**GOAL OF THE EXERCISE:**
Would you retype, word for word, the line with "Read all visible content and emit it as JSON." and every line after it through the end of the records below?

* Begin DATA ENTRIES *

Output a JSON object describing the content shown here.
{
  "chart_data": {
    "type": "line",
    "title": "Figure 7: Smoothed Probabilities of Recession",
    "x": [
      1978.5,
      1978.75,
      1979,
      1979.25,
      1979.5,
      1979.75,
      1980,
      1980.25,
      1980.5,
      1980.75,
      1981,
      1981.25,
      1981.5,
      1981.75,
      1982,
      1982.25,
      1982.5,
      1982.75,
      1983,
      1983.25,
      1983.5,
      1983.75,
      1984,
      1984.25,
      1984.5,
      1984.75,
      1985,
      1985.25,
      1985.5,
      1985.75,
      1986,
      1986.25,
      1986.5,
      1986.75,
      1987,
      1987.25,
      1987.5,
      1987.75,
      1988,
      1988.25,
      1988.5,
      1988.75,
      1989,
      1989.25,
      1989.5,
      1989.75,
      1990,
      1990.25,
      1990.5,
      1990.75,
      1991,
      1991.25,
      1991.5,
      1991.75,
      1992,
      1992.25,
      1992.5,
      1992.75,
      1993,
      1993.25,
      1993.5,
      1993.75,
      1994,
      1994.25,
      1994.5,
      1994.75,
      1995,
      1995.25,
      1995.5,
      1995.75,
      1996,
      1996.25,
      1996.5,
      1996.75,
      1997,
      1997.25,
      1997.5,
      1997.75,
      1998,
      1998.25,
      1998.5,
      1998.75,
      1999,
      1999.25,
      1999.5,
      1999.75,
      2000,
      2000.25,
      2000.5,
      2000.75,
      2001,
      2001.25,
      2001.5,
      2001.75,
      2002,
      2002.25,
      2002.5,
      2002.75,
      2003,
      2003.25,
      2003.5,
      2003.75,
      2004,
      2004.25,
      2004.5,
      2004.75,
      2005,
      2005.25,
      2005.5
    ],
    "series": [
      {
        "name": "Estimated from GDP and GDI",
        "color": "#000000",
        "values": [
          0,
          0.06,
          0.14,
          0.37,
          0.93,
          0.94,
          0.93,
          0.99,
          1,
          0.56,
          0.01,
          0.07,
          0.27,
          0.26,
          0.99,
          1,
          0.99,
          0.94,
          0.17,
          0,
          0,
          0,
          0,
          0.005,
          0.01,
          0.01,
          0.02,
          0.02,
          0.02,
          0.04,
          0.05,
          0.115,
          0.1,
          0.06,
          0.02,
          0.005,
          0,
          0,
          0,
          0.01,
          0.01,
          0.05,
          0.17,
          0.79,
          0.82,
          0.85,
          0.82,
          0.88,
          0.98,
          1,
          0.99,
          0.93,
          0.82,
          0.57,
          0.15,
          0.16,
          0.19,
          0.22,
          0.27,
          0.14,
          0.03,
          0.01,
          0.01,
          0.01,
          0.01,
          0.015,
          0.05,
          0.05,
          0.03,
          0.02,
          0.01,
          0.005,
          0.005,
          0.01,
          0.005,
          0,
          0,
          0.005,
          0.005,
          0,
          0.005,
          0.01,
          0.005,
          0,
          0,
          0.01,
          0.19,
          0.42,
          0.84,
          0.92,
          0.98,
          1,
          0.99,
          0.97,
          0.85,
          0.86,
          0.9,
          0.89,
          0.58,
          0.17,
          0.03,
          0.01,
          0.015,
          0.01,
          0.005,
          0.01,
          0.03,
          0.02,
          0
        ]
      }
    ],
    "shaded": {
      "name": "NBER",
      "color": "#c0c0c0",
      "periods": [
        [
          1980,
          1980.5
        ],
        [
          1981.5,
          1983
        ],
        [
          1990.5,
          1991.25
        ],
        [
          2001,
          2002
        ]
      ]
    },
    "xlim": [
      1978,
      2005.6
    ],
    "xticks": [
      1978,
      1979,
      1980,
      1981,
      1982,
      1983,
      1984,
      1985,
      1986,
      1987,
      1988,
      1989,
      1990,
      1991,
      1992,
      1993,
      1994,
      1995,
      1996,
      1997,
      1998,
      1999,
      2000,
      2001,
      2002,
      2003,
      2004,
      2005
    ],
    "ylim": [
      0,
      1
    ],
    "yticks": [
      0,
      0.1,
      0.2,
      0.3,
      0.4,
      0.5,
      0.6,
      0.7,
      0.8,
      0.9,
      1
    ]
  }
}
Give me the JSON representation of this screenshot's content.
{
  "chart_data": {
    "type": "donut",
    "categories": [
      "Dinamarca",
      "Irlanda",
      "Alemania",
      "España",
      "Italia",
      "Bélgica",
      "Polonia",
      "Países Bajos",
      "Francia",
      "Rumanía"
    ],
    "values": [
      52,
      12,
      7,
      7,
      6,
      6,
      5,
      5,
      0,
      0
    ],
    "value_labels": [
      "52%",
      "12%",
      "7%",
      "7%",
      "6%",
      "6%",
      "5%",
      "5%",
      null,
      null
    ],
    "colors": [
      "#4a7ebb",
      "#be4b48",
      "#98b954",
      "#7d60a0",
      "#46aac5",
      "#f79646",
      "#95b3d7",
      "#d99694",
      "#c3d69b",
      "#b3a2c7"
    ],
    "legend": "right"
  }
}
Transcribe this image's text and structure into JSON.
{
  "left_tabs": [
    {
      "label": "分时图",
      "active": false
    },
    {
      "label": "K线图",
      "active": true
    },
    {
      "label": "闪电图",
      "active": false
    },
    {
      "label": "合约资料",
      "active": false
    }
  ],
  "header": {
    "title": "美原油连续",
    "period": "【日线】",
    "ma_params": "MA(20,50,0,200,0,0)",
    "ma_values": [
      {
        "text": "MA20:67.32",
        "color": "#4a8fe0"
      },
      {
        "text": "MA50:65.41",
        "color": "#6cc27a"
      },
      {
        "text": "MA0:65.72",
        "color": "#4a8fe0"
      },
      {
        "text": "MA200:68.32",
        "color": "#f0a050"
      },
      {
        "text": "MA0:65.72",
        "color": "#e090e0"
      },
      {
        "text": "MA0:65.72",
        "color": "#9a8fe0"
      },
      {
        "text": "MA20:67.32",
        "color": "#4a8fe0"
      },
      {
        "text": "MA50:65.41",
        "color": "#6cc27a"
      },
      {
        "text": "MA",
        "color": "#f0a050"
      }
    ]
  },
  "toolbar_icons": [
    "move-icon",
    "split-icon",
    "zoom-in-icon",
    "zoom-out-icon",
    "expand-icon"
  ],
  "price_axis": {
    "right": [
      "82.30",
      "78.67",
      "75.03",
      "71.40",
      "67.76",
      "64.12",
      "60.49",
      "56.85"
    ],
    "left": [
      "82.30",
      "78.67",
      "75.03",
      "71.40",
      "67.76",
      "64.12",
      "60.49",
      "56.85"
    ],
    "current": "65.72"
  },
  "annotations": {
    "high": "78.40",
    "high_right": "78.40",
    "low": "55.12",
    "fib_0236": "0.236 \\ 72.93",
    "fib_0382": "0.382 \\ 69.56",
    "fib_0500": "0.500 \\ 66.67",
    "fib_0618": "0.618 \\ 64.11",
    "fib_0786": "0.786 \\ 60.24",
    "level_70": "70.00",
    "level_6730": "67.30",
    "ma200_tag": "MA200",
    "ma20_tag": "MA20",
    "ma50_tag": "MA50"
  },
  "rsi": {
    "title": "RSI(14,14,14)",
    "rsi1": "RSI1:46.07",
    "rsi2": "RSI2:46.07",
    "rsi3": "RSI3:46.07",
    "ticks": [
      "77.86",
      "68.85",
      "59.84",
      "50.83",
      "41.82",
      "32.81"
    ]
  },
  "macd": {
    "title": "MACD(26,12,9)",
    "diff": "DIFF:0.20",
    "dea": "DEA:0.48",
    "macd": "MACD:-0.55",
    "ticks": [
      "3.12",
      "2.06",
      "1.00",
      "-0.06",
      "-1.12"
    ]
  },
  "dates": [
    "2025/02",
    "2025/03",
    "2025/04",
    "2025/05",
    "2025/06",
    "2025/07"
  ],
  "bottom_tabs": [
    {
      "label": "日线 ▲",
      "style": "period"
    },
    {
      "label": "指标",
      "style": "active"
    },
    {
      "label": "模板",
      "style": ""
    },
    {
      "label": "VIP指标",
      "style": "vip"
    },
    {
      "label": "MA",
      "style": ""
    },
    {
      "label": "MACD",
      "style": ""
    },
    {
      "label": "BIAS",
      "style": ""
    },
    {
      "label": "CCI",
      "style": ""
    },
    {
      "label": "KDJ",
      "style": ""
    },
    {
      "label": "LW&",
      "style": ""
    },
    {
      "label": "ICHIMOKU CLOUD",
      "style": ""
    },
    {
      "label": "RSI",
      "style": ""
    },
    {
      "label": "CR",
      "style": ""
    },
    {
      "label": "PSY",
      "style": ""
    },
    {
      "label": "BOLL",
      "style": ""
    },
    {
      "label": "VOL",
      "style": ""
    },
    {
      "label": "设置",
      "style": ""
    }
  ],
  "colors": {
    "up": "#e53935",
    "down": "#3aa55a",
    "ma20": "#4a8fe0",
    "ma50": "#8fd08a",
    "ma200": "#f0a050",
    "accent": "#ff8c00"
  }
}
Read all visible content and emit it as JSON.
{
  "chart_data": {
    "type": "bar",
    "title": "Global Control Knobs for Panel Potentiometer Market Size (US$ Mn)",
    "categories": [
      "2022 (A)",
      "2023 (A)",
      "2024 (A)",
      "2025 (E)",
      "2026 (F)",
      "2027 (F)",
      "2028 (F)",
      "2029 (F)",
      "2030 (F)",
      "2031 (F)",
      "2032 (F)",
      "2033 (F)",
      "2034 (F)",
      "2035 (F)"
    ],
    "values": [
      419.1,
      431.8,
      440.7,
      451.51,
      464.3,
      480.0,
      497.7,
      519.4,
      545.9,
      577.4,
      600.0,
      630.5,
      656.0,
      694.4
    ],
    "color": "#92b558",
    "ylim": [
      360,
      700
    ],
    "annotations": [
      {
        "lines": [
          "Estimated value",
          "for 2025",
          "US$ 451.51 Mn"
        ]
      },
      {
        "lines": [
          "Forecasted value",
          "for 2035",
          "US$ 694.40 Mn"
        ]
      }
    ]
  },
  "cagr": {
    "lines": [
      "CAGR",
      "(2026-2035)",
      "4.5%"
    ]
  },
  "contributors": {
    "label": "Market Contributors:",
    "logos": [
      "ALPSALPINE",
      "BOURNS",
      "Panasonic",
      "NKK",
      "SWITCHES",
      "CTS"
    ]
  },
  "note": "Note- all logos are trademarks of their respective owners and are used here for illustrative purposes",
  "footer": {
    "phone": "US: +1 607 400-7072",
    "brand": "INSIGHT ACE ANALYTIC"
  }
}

* End DATA ENTRIES *

**RESPONSE TO THIS TASK:**
Read all visible content and emit it as JSON.
{
  "chart_data": {
    "type": "bar",
    "title": "Global Control Knobs for Panel Potentiometer Market Size (US$ Mn)",
    "categories": [
      "2022 (A)",
      "2023 (A)",
      "2024 (A)",
      "2025 (E)",
      "2026 (F)",
      "2027 (F)",
      "2028 (F)",
      "2029 (F)",
      "2030 (F)",
      "2031 (F)",
      "2032 (F)",
      "2033 (F)",
      "2034 (F)",
      "2035 (F)"
    ],
    "values": [
      419.1,
      431.8,
      440.7,
      451.51,
      464.3,
      480.0,
      497.7,
      519.4,
      545.9,
      577.4,
      600.0,
      630.5,
      656.0,
      694.4
    ],
    "color": "#92b558",
    "ylim": [
      360,
      700
    ],
    "annotations": [
      {
        "lines": [
          "Estimated value",
          "for 2025",
          "US$ 451.51 Mn"
        ]
      },
      {
        "lines": [
          "Forecasted value",
          "for 2035",
          "US$ 694.40 Mn"
        ]
      }
    ]
  },
  "cagr": {
    "lines": [
      "CAGR",
      "(2026-2035)",
      "4.5%"
    ]
  },
  "contributors": {
    "label": "Market Contributors:",
    "logos": [
      "ALPSALPINE",
      "BOURNS",
      "Panasonic",
      "NKK",
      "SWITCHES",
      "CTS"
    ]
  },
  "note": "Note- all logos are trademarks of their respective owners and are used here for illustrative purposes",
  "footer": {
    "phone": "US: +1 607 400-7072",
    "brand": "INSIGHT ACE ANALYTIC"
  }
}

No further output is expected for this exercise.